Stored data entries:
[start]
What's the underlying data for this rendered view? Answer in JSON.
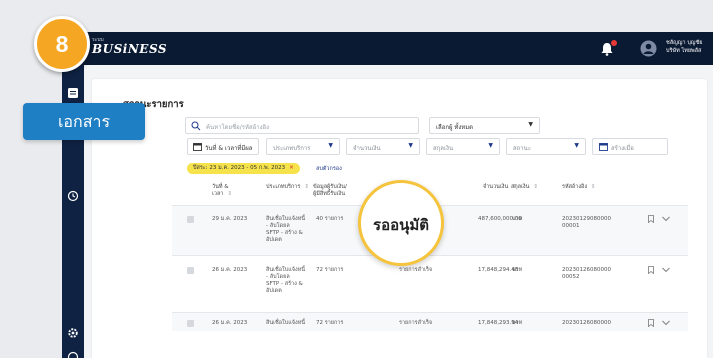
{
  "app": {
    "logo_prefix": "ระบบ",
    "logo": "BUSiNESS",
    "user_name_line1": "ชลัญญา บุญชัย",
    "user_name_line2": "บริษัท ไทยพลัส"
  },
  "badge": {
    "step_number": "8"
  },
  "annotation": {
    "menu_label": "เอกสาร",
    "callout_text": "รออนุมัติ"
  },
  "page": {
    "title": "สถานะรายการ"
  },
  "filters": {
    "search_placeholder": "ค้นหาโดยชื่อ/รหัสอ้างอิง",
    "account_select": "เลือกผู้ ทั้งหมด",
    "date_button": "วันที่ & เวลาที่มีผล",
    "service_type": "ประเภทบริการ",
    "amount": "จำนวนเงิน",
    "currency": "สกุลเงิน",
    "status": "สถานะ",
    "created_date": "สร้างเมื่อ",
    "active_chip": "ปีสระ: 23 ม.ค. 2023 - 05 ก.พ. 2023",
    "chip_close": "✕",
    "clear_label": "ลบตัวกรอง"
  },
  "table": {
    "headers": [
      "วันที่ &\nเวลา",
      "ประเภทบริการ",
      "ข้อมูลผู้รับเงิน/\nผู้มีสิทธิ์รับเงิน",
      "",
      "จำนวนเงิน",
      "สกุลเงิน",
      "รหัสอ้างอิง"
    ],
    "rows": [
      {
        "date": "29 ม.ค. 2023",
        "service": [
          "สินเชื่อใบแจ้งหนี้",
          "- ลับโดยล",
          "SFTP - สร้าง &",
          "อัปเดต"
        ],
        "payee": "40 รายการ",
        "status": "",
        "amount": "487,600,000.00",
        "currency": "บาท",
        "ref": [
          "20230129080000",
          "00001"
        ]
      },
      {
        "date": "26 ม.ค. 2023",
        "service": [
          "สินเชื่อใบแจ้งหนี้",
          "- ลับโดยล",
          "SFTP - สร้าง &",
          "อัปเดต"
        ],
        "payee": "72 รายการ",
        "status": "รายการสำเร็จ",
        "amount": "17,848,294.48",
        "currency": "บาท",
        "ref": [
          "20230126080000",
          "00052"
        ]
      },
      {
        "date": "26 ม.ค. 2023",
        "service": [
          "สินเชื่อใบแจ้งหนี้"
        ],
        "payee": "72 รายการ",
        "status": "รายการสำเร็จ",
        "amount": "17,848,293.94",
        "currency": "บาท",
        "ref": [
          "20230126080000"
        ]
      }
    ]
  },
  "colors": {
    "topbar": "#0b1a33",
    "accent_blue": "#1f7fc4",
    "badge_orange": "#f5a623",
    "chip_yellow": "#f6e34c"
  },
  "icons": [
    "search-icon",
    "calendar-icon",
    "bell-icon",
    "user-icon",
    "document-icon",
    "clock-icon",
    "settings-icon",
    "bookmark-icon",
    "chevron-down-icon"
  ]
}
[end]
Lines containing the string "status" should be counted; reply with their number and nothing more.

SOLUTION TO THIS EXERCISE: 4